### [Exercise goal]
Print the entries that appear below, exactly as written and without their pictures.

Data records
┄┄┄┄┄┄┄┄┄┄
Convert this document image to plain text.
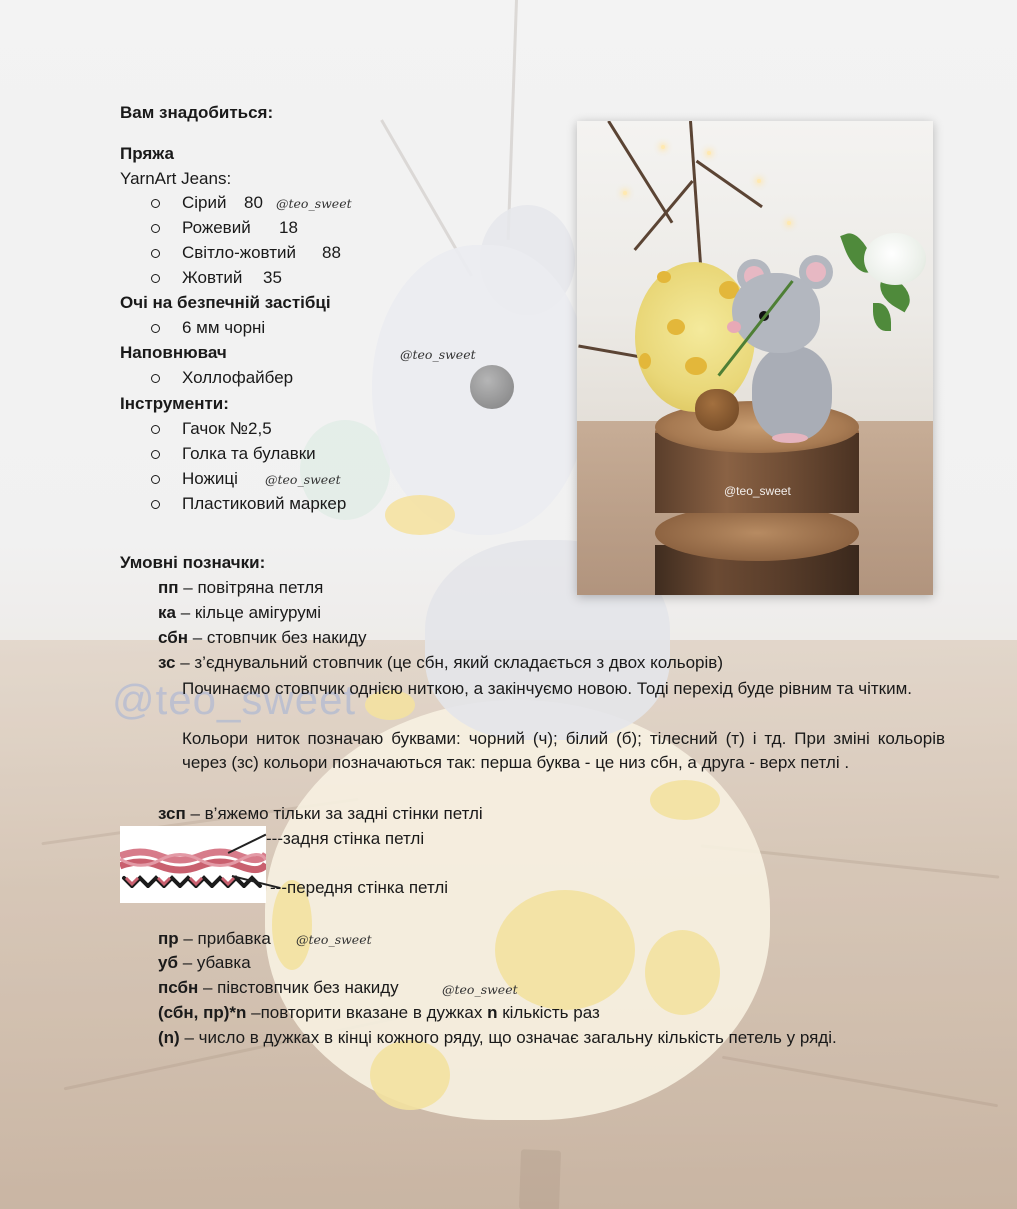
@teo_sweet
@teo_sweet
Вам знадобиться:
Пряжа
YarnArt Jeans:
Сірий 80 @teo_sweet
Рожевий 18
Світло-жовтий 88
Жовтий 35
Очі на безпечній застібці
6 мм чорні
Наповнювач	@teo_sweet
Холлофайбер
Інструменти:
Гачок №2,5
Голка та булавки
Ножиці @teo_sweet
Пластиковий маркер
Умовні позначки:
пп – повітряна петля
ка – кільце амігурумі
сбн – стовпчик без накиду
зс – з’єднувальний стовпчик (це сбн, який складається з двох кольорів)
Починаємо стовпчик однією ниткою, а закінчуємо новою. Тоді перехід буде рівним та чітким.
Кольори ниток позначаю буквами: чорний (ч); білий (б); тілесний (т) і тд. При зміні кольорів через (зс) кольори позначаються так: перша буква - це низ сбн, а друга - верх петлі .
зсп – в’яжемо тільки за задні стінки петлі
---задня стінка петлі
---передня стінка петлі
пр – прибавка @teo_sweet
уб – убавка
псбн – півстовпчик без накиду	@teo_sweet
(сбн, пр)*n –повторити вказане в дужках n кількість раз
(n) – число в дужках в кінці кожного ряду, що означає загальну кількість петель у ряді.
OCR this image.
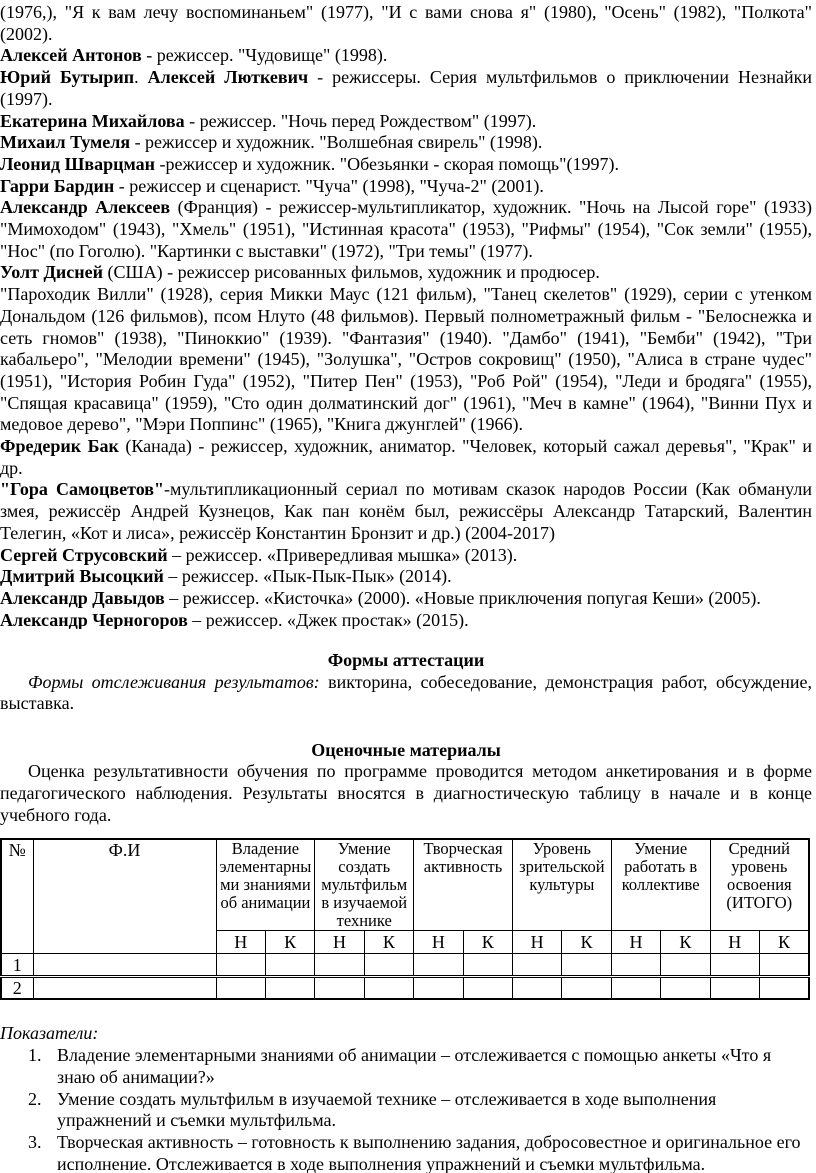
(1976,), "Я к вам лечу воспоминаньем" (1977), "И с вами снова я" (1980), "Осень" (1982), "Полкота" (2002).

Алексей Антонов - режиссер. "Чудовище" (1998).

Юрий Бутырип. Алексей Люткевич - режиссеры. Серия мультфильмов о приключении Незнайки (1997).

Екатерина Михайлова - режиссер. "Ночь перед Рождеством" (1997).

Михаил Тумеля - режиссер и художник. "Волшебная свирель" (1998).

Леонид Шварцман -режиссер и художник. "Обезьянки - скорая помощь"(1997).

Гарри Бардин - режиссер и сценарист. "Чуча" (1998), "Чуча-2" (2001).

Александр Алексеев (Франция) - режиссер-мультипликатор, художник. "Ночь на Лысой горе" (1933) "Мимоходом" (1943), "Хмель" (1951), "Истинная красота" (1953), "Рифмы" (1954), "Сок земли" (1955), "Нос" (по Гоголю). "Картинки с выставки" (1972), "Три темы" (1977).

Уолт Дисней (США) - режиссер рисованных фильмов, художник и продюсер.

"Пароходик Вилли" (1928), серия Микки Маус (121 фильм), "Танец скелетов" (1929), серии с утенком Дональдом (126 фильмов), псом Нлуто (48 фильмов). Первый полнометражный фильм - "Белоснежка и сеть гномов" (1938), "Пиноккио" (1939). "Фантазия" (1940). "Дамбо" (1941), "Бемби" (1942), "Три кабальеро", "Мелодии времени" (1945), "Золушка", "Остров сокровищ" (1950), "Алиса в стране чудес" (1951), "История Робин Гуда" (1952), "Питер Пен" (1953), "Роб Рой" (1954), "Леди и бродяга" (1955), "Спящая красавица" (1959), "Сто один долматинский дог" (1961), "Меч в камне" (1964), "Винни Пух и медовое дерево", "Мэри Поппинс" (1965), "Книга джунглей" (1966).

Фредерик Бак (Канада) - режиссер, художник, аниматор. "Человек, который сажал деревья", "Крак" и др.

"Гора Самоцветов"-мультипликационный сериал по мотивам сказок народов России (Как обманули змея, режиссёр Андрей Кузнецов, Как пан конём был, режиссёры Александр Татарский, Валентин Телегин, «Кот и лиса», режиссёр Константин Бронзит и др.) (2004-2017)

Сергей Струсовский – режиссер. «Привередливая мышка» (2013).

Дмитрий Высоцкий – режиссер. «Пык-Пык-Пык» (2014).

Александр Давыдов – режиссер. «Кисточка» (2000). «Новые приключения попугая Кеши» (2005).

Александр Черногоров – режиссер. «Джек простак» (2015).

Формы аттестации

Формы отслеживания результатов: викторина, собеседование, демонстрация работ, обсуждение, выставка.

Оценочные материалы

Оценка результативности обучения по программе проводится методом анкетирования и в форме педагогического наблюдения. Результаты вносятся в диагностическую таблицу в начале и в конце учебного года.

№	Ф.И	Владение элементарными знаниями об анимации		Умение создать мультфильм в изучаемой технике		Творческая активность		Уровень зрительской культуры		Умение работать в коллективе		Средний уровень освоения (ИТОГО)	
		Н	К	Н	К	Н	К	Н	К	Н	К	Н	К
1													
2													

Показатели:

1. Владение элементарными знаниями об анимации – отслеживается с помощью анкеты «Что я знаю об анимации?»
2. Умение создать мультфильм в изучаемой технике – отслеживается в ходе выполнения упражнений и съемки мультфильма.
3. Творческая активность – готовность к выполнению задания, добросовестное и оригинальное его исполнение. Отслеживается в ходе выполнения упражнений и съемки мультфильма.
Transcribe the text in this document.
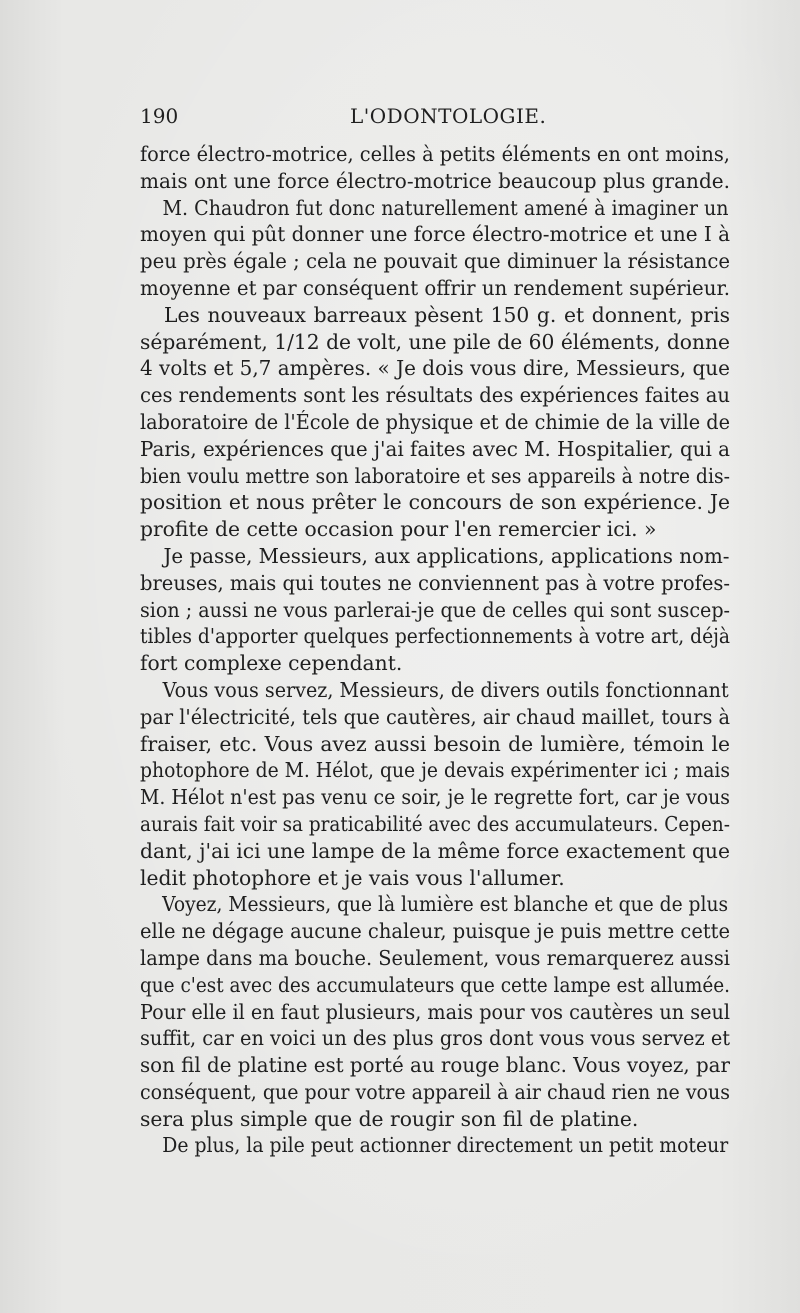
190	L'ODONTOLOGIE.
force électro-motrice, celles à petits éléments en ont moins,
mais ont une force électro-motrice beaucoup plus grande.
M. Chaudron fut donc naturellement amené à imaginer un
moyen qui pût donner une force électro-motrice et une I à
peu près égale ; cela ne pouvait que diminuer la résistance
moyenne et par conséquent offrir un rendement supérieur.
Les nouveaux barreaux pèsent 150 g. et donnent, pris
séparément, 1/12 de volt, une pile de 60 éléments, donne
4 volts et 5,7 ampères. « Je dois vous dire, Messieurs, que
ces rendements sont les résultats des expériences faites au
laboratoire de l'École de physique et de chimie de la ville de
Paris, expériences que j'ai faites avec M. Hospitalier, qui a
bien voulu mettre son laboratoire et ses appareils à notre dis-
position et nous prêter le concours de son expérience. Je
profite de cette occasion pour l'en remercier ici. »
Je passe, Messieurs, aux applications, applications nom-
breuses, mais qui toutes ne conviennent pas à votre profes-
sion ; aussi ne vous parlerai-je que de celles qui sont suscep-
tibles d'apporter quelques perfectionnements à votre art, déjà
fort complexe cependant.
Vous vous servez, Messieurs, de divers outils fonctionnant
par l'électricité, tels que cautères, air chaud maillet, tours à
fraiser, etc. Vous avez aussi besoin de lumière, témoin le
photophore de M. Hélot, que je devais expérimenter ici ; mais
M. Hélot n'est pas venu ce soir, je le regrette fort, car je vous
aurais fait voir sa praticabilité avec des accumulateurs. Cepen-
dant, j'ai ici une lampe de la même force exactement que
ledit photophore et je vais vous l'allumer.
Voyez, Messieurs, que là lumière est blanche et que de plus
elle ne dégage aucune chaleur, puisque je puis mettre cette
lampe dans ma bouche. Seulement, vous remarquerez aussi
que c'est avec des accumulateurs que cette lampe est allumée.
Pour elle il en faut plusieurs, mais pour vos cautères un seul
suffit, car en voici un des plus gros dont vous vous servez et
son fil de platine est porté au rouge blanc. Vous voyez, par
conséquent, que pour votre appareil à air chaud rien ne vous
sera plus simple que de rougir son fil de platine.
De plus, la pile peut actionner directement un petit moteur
┄┄┄┄┄┄┄┄┄┄
### [Task answer]
Convert this document image to plain text.
@teo_sweet
@teo_sweet
Вам знадобиться:
Пряжа
YarnArt Jeans:
Сірий 80 @teo_sweet
Рожевий 18
Світло-жовтий 88
Жовтий 35
Очі на безпечній застібці
6 мм чорні
Наповнювач	@teo_sweet
Холлофайбер
Інструменти:
Гачок №2,5
Голка та булавки
Ножиці @teo_sweet
Пластиковий маркер
Умовні позначки:
пп – повітряна петля
ка – кільце амігурумі
сбн – стовпчик без накиду
зс – з’єднувальний стовпчик (це сбн, який складається з двох кольорів)
Починаємо стовпчик однією ниткою, а закінчуємо новою. Тоді перехід буде рівним та чітким.
Кольори ниток позначаю буквами: чорний (ч); білий (б); тілесний (т) і тд. При зміні кольорів через (зс) кольори позначаються так: перша буква - це низ сбн, а друга - верх петлі .
зсп – в’яжемо тільки за задні стінки петлі
---задня стінка петлі
---передня стінка петлі
пр – прибавка @teo_sweet
уб – убавка
псбн – півстовпчик без накиду	@teo_sweet
(сбн, пр)*n –повторити вказане в дужках n кількість раз
(n) – число в дужках в кінці кожного ряду, що означає загальну кількість петель у ряді.
OCR this image.
(1976,), "Я к вам лечу воспоминаньем" (1977), "И с вами снова я" (1980), "Осень" (1982), "Полкота" (2002).

Алексей Антонов - режиссер. "Чудовище" (1998).

Юрий Бутырип. Алексей Люткевич - режиссеры. Серия мультфильмов о приключении Незнайки (1997).

Екатерина Михайлова - режиссер. "Ночь перед Рождеством" (1997).

Михаил Тумеля - режиссер и художник. "Волшебная свирель" (1998).

Леонид Шварцман -режиссер и художник. "Обезьянки - скорая помощь"(1997).

Гарри Бардин - режиссер и сценарист. "Чуча" (1998), "Чуча-2" (2001).

Александр Алексеев (Франция) - режиссер-мультипликатор, художник. "Ночь на Лысой горе" (1933) "Мимоходом" (1943), "Хмель" (1951), "Истинная красота" (1953), "Рифмы" (1954), "Сок земли" (1955), "Нос" (по Гоголю). "Картинки с выставки" (1972), "Три темы" (1977).

Уолт Дисней (США) - режиссер рисованных фильмов, художник и продюсер.

"Пароходик Вилли" (1928), серия Микки Маус (121 фильм), "Танец скелетов" (1929), серии с утенком Дональдом (126 фильмов), псом Нлуто (48 фильмов). Первый полнометражный фильм - "Белоснежка и сеть гномов" (1938), "Пиноккио" (1939). "Фантазия" (1940). "Дамбо" (1941), "Бемби" (1942), "Три кабальеро", "Мелодии времени" (1945), "Золушка", "Остров сокровищ" (1950), "Алиса в стране чудес" (1951), "История Робин Гуда" (1952), "Питер Пен" (1953), "Роб Рой" (1954), "Леди и бродяга" (1955), "Спящая красавица" (1959), "Сто один долматинский дог" (1961), "Меч в камне" (1964), "Винни Пух и медовое дерево", "Мэри Поппинс" (1965), "Книга джунглей" (1966).

Фредерик Бак (Канада) - режиссер, художник, аниматор. "Человек, который сажал деревья", "Крак" и др.

"Гора Самоцветов"-мультипликационный сериал по мотивам сказок народов России (Как обманули змея, режиссёр Андрей Кузнецов, Как пан конём был, режиссёры Александр Татарский, Валентин Телегин, «Кот и лиса», режиссёр Константин Бронзит и др.) (2004-2017)

Сергей Струсовский – режиссер. «Привередливая мышка» (2013).

Дмитрий Высоцкий – режиссер. «Пык-Пык-Пык» (2014).

Александр Давыдов – режиссер. «Кисточка» (2000). «Новые приключения попугая Кеши» (2005).

Александр Черногоров – режиссер. «Джек простак» (2015).

Формы аттестации

Формы отслеживания результатов: викторина, собеседование, демонстрация работ, обсуждение, выставка.

Оценочные материалы

Оценка результативности обучения по программе проводится методом анкетирования и в форме педагогического наблюдения. Результаты вносятся в диагностическую таблицу в начале и в конце учебного года.

№	Ф.И	Владение элементарными знаниями об анимации		Умение создать мультфильм в изучаемой технике		Творческая активность		Уровень зрительской культуры		Умение работать в коллективе		Средний уровень освоения (ИТОГО)	
		Н	К	Н	К	Н	К	Н	К	Н	К	Н	К
1													
2													

Показатели:

1. Владение элементарными знаниями об анимации – отслеживается с помощью анкеты «Что я знаю об анимации?»
2. Умение создать мультфильм в изучаемой технике – отслеживается в ходе выполнения упражнений и съемки мультфильма.
3. Творческая активность – готовность к выполнению задания, добросовестное и оригинальное его исполнение. Отслеживается в ходе выполнения упражнений и съемки мультфильма.
Transcribe the text in this document.
190	L'ODONTOLOGIE.
force électro-motrice, celles à petits éléments en ont moins,
mais ont une force électro-motrice beaucoup plus grande.
M. Chaudron fut donc naturellement amené à imaginer un
moyen qui pût donner une force électro-motrice et une I à
peu près égale ; cela ne pouvait que diminuer la résistance
moyenne et par conséquent offrir un rendement supérieur.
Les nouveaux barreaux pèsent 150 g. et donnent, pris
séparément, 1/12 de volt, une pile de 60 éléments, donne
4 volts et 5,7 ampères. « Je dois vous dire, Messieurs, que
ces rendements sont les résultats des expériences faites au
laboratoire de l'École de physique et de chimie de la ville de
Paris, expériences que j'ai faites avec M. Hospitalier, qui a
bien voulu mettre son laboratoire et ses appareils à notre dis-
position et nous prêter le concours de son expérience. Je
profite de cette occasion pour l'en remercier ici. »
Je passe, Messieurs, aux applications, applications nom-
breuses, mais qui toutes ne conviennent pas à votre profes-
sion ; aussi ne vous parlerai-je que de celles qui sont suscep-
tibles d'apporter quelques perfectionnements à votre art, déjà
fort complexe cependant.
Vous vous servez, Messieurs, de divers outils fonctionnant
par l'électricité, tels que cautères, air chaud maillet, tours à
fraiser, etc. Vous avez aussi besoin de lumière, témoin le
photophore de M. Hélot, que je devais expérimenter ici ; mais
M. Hélot n'est pas venu ce soir, je le regrette fort, car je vous
aurais fait voir sa praticabilité avec des accumulateurs. Cepen-
dant, j'ai ici une lampe de la même force exactement que
ledit photophore et je vais vous l'allumer.
Voyez, Messieurs, que là lumière est blanche et que de plus
elle ne dégage aucune chaleur, puisque je puis mettre cette
lampe dans ma bouche. Seulement, vous remarquerez aussi
que c'est avec des accumulateurs que cette lampe est allumée.
Pour elle il en faut plusieurs, mais pour vos cautères un seul
suffit, car en voici un des plus gros dont vous vous servez et
son fil de platine est porté au rouge blanc. Vous voyez, par
conséquent, que pour votre appareil à air chaud rien ne vous
sera plus simple que de rougir son fil de platine.
De plus, la pile peut actionner directement un petit moteur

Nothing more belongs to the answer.